┏━━

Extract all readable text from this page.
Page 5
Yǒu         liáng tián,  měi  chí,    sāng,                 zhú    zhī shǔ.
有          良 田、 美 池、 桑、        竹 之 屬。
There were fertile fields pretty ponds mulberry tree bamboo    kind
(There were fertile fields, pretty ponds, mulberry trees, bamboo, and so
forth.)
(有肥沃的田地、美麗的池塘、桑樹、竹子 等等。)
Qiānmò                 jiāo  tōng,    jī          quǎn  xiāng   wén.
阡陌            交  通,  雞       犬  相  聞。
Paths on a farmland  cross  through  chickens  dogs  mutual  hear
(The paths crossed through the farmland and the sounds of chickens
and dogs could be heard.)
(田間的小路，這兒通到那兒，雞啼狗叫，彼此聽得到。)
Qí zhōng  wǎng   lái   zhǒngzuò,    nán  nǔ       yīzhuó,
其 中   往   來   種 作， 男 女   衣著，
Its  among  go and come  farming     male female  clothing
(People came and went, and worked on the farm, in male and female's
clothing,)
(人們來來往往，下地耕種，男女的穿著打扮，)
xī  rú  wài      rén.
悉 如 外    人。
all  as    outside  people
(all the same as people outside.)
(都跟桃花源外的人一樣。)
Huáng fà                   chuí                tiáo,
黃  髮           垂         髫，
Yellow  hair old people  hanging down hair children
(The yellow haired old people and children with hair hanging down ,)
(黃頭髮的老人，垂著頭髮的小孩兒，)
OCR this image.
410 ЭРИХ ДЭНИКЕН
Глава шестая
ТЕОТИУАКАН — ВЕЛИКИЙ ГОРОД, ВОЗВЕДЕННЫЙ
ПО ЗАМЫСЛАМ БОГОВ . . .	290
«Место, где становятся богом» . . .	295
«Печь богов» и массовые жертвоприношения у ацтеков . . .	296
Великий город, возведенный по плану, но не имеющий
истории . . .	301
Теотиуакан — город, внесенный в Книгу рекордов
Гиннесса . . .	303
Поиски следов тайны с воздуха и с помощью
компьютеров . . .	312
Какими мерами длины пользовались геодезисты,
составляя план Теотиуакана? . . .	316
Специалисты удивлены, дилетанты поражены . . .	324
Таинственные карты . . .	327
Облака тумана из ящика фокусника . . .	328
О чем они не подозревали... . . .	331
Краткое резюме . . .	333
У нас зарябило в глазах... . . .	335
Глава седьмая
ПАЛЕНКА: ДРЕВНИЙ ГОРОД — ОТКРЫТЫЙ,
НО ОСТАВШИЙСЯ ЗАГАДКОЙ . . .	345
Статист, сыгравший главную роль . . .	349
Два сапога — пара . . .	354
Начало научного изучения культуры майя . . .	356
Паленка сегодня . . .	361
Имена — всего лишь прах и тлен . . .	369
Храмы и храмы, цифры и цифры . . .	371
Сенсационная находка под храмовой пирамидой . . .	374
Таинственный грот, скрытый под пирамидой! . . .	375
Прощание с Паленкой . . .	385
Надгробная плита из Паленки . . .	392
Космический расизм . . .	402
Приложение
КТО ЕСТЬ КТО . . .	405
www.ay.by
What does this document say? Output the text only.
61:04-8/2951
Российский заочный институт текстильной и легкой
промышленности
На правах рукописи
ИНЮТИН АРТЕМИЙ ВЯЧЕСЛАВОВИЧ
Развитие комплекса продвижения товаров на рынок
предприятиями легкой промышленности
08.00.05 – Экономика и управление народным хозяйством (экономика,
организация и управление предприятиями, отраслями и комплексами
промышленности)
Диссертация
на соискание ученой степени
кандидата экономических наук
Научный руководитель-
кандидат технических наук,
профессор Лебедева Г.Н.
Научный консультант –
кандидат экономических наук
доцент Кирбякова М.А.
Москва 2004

┗━━

Task description => Make an exact copy of the records.

Written solution =>
Extract all readable text from this page.
Page 5
Yǒu         liáng tián,  měi  chí,    sāng,                 zhú    zhī shǔ.
有          良 田、 美 池、 桑、        竹 之 屬。
There were fertile fields pretty ponds mulberry tree bamboo    kind
(There were fertile fields, pretty ponds, mulberry trees, bamboo, and so
forth.)
(有肥沃的田地、美麗的池塘、桑樹、竹子 等等。)
Qiānmò                 jiāo  tōng,    jī          quǎn  xiāng   wén.
阡陌            交  通,  雞       犬  相  聞。
Paths on a farmland  cross  through  chickens  dogs  mutual  hear
(The paths crossed through the farmland and the sounds of chickens
and dogs could be heard.)
(田間的小路，這兒通到那兒，雞啼狗叫，彼此聽得到。)
Qí zhōng  wǎng   lái   zhǒngzuò,    nán  nǔ       yīzhuó,
其 中   往   來   種 作， 男 女   衣著，
Its  among  go and come  farming     male female  clothing
(People came and went, and worked on the farm, in male and female's
clothing,)
(人們來來往往，下地耕種，男女的穿著打扮，)
xī  rú  wài      rén.
悉 如 外    人。
all  as    outside  people
(all the same as people outside.)
(都跟桃花源外的人一樣。)
Huáng fà                   chuí                tiáo,
黃  髮           垂         髫，
Yellow  hair old people  hanging down hair children
(The yellow haired old people and children with hair hanging down ,)
(黃頭髮的老人，垂著頭髮的小孩兒，)
OCR this image.
410 ЭРИХ ДЭНИКЕН
Глава шестая
ТЕОТИУАКАН — ВЕЛИКИЙ ГОРОД, ВОЗВЕДЕННЫЙ
ПО ЗАМЫСЛАМ БОГОВ . . .	290
«Место, где становятся богом» . . .	295
«Печь богов» и массовые жертвоприношения у ацтеков . . .	296
Великий город, возведенный по плану, но не имеющий
истории . . .	301
Теотиуакан — город, внесенный в Книгу рекордов
Гиннесса . . .	303
Поиски следов тайны с воздуха и с помощью
компьютеров . . .	312
Какими мерами длины пользовались геодезисты,
составляя план Теотиуакана? . . .	316
Специалисты удивлены, дилетанты поражены . . .	324
Таинственные карты . . .	327
Облака тумана из ящика фокусника . . .	328
О чем они не подозревали... . . .	331
Краткое резюме . . .	333
У нас зарябило в глазах... . . .	335
Глава седьмая
ПАЛЕНКА: ДРЕВНИЙ ГОРОД — ОТКРЫТЫЙ,
НО ОСТАВШИЙСЯ ЗАГАДКОЙ . . .	345
Статист, сыгравший главную роль . . .	349
Два сапога — пара . . .	354
Начало научного изучения культуры майя . . .	356
Паленка сегодня . . .	361
Имена — всего лишь прах и тлен . . .	369
Храмы и храмы, цифры и цифры . . .	371
Сенсационная находка под храмовой пирамидой . . .	374
Таинственный грот, скрытый под пирамидой! . . .	375
Прощание с Паленкой . . .	385
Надгробная плита из Паленки . . .	392
Космический расизм . . .	402
Приложение
КТО ЕСТЬ КТО . . .	405
www.ay.by
What does this document say? Output the text only.
61:04-8/2951
Российский заочный институт текстильной и легкой
промышленности
На правах рукописи
ИНЮТИН АРТЕМИЙ ВЯЧЕСЛАВОВИЧ
Развитие комплекса продвижения товаров на рынок
предприятиями легкой промышленности
08.00.05 – Экономика и управление народным хозяйством (экономика,
организация и управление предприятиями, отраслями и комплексами
промышленности)
Диссертация
на соискание ученой степени
кандидата экономических наук
Научный руководитель-
кандидат технических наук,
профессор Лебедева Г.Н.
Научный консультант –
кандидат экономических наук
доцент Кирбякова М.А.
Москва 2004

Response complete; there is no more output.